PROBLEM TO WORK ON: Below is a block of records: output all of them exactly and leave out the pictures.
--- Start INPUT DATA ---
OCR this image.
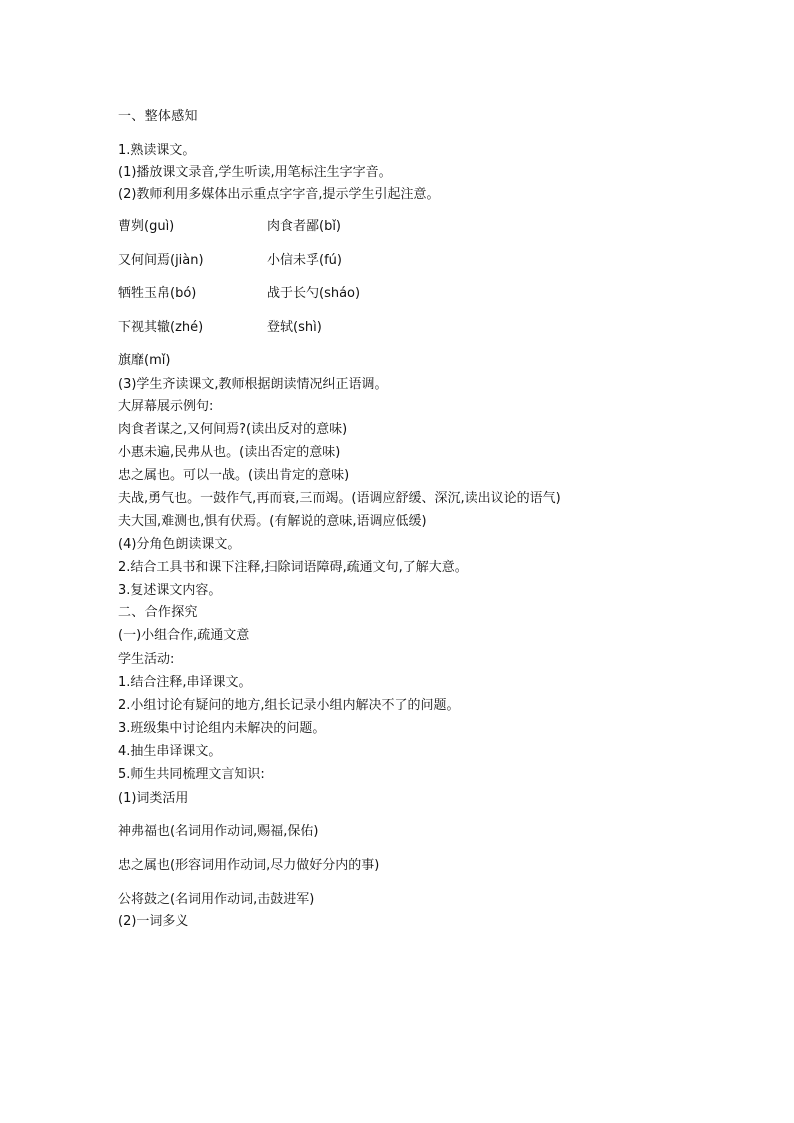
一、整体感知
1.熟读课文。
(1)播放课文录音,学生听读,用笔标注生字字音。
(2)教师利用多媒体出示重点字字音,提示学生引起注意。
曹刿(guì)	肉食者鄙(bǐ)
又何间焉(jiàn)	小信未孚(fú)
牺牲玉帛(bó)	战于长勺(sháo)
下视其辙(zhé)	登轼(shì)
旗靡(mǐ)
(3)学生齐读课文,教师根据朗读情况纠正语调。
大屏幕展示例句:
肉食者谋之,又何间焉?(读出反对的意味)
小惠未遍,民弗从也。(读出否定的意味)
忠之属也。可以一战。(读出肯定的意味)
夫战,勇气也。一鼓作气,再而衰,三而竭。(语调应舒缓、深沉,读出议论的语气)
夫大国,难测也,惧有伏焉。(有解说的意味,语调应低缓)
(4)分角色朗读课文。
2.结合工具书和课下注释,扫除词语障碍,疏通文句,了解大意。
3.复述课文内容。
二、合作探究
(一)小组合作,疏通文意
学生活动:
1.结合注释,串译课文。
2.小组讨论有疑问的地方,组长记录小组内解决不了的问题。
3.班级集中讨论组内未解决的问题。
4.抽生串译课文。
5.师生共同梳理文言知识:
(1)词类活用
神弗福也(名词用作动词,赐福,保佑)
忠之属也(形容词用作动词,尽力做好分内的事)
公将鼓之(名词用作动词,击鼓进军)
(2)一词多义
--- End INPUT DATA ---
ANSWER:
OCR this image.
一、整体感知
1.熟读课文。
(1)播放课文录音,学生听读,用笔标注生字字音。
(2)教师利用多媒体出示重点字字音,提示学生引起注意。
曹刿(guì)	肉食者鄙(bǐ)
又何间焉(jiàn)	小信未孚(fú)
牺牲玉帛(bó)	战于长勺(sháo)
下视其辙(zhé)	登轼(shì)
旗靡(mǐ)
(3)学生齐读课文,教师根据朗读情况纠正语调。
大屏幕展示例句:
肉食者谋之,又何间焉?(读出反对的意味)
小惠未遍,民弗从也。(读出否定的意味)
忠之属也。可以一战。(读出肯定的意味)
夫战,勇气也。一鼓作气,再而衰,三而竭。(语调应舒缓、深沉,读出议论的语气)
夫大国,难测也,惧有伏焉。(有解说的意味,语调应低缓)
(4)分角色朗读课文。
2.结合工具书和课下注释,扫除词语障碍,疏通文句,了解大意。
3.复述课文内容。
二、合作探究
(一)小组合作,疏通文意
学生活动:
1.结合注释,串译课文。
2.小组讨论有疑问的地方,组长记录小组内解决不了的问题。
3.班级集中讨论组内未解决的问题。
4.抽生串译课文。
5.师生共同梳理文言知识:
(1)词类活用
神弗福也(名词用作动词,赐福,保佑)
忠之属也(形容词用作动词,尽力做好分内的事)
公将鼓之(名词用作动词,击鼓进军)
(2)一词多义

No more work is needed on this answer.